:: TASKS ::
1. From the passage on global brands made for China, list every country Aaron Boey names as a market where the new status-seekers exist.
2. Write the next part of the passage on global brands made for China, starting after its final sentence.

David Wolf, president-CEO of Wolf Group Asia, a Beijing-based communications advisory firm, cites three reasons global marketers are developing brands for China.
"Economic growth and changing exchange rates mean that more Chinese can afford goods made by multinationals," he said. "Multinationals' traditional markets are suffering the effects of tightened consumer credit and falling consumption. Finally, more companies understand enough about China's consumers to succeed at making products and services for China."
General Motors gave car buyers their first look at Baojun, which means "treasured horse," in late November. The entry-level brand, created by GM with two Chinese partners, SAIC and Wuling, is expected to cost around $7,000 -- far less than cars sold under the GM name such as Chevrolet, Buick and Cadillac. When it goes on sale later this year, Baojun will be marketed to rural consumers who can't afford a Western nameplate car.
Nissan Motor is also developing an inexpensive car brand for China called the Venucia, or Qi Chen ("Morning Star") in Chinese through its joint venture with Dongfeng Motor Group, to go on sale in 2012. Honda began the trend two years ago by launching the compact sedan Li Nian brand with its local partner, Guangzhou Auto.
Levi Strauss & Co., meanwhile, launched Denizen in China in August 2010, the American jeans company's first brand to debut outside the U.S. Created for teens and young adults in emerging markets who cannot afford Levi's-branded jeans, Denizen will eventually be sold worldwide, primarily in developing countries in Latin America and Africa, though it was largely created by and for Asia.
"We've realized a new consumer has emerged, status-seekers in rapidly emerging middle classes. This is primarily a developing-market phenomenon; they exist outside the U.S. in markets like China, India, Indonesia, Mexico and Brazil," Aaron Boey, Levi's Singapore-based president, Asia/Pacific, said when the brand launched.
The name combines the first three letters of "denim" with "zen," a word with Japanese and Chinese roots that means "meditative state" or an "escape from the hustle and bustle of everyday life," Mr. Boey said. Ads are by Wieden & Kennedy, Shanghai.

:: EXTRACTED DATA ::
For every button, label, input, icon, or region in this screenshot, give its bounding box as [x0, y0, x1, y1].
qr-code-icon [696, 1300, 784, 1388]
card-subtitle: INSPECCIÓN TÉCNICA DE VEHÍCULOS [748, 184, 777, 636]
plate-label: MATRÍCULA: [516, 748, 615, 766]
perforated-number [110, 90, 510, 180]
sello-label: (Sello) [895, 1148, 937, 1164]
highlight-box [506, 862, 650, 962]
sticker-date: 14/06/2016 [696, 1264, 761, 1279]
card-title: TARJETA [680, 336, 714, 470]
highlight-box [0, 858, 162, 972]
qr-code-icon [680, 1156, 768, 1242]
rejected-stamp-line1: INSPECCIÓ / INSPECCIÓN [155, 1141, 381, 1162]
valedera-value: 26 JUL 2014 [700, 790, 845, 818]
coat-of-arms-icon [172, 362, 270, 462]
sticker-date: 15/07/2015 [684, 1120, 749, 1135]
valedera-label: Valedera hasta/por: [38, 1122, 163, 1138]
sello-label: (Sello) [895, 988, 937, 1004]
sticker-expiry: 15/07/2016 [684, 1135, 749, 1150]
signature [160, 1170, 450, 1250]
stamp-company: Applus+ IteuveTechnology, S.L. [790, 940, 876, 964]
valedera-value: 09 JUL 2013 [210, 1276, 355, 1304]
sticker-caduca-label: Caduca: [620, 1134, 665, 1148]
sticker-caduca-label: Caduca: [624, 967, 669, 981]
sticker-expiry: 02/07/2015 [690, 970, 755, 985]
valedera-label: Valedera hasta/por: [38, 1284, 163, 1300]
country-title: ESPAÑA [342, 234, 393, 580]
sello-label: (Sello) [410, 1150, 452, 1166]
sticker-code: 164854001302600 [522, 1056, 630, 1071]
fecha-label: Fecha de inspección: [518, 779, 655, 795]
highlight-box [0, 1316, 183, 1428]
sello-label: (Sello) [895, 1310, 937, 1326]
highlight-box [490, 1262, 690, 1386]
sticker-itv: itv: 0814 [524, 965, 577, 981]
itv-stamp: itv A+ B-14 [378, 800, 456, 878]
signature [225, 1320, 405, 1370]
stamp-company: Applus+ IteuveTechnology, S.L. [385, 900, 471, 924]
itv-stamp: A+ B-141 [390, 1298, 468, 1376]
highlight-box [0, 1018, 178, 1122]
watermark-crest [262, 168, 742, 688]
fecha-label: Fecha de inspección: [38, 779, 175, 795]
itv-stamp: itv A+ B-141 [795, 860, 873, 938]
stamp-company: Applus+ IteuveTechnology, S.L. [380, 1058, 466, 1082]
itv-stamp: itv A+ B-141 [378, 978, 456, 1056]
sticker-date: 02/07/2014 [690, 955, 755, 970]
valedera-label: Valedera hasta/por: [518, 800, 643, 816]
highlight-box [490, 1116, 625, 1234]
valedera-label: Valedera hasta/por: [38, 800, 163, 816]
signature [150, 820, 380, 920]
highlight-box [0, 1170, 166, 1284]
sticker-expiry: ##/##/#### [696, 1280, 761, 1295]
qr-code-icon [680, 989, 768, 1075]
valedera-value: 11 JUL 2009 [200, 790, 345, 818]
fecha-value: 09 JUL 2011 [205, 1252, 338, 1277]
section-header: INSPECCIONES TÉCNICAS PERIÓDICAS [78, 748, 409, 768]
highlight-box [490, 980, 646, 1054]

:: TASK-BY-TASK ANSWERS ::
1. China, India, Indonesia, Mexico, Brazil

2.
While China is leading the trend, marketers are aware that they need to cater to local tastes in other emerging markets, such as Brazilians' penchant for guarana, an Amazon fruit that spawned a whole soft-drink category that is almost as popular as colas in Brazil. Coca-Cola has its own guarana brand, called Kuat (pronounced Kwatch). It's successful enough that leading local brand Guarana Antarctica recently did a TV spot that showed a Kuat can with the voice-over:
"The gringos at Coca-Cola made this and they think it's guarana."
In China, PepsiCo and Coca-Cola are both expanding their portfolio of Chinese-designed and developed products. Pepsi now sells Tropicana Guo Bin Fen juices, Cao Ben Le drinks inspired by traditional Chinese medicine, and Lay's potato chips in flavors such as cool cucumber and crispy prawn. One of Coca-Cola Co.'s latest concoctions in China is Spritea, a tea-flavored carbonated drink only sold in mainland China. The beverage taps into the combined popularity of green tea and Sprite, the mainland's No. 1 soft drink.
Creating brands for China is not, Mr. Wolf warned, for newcomers. "The success stories come from companies who have a decade or more of experience in China and who have taken their lessons to heart. It may be counter-intuitive, but the best way to earn that experience is to test and modify your current offerings in the crucible of the market."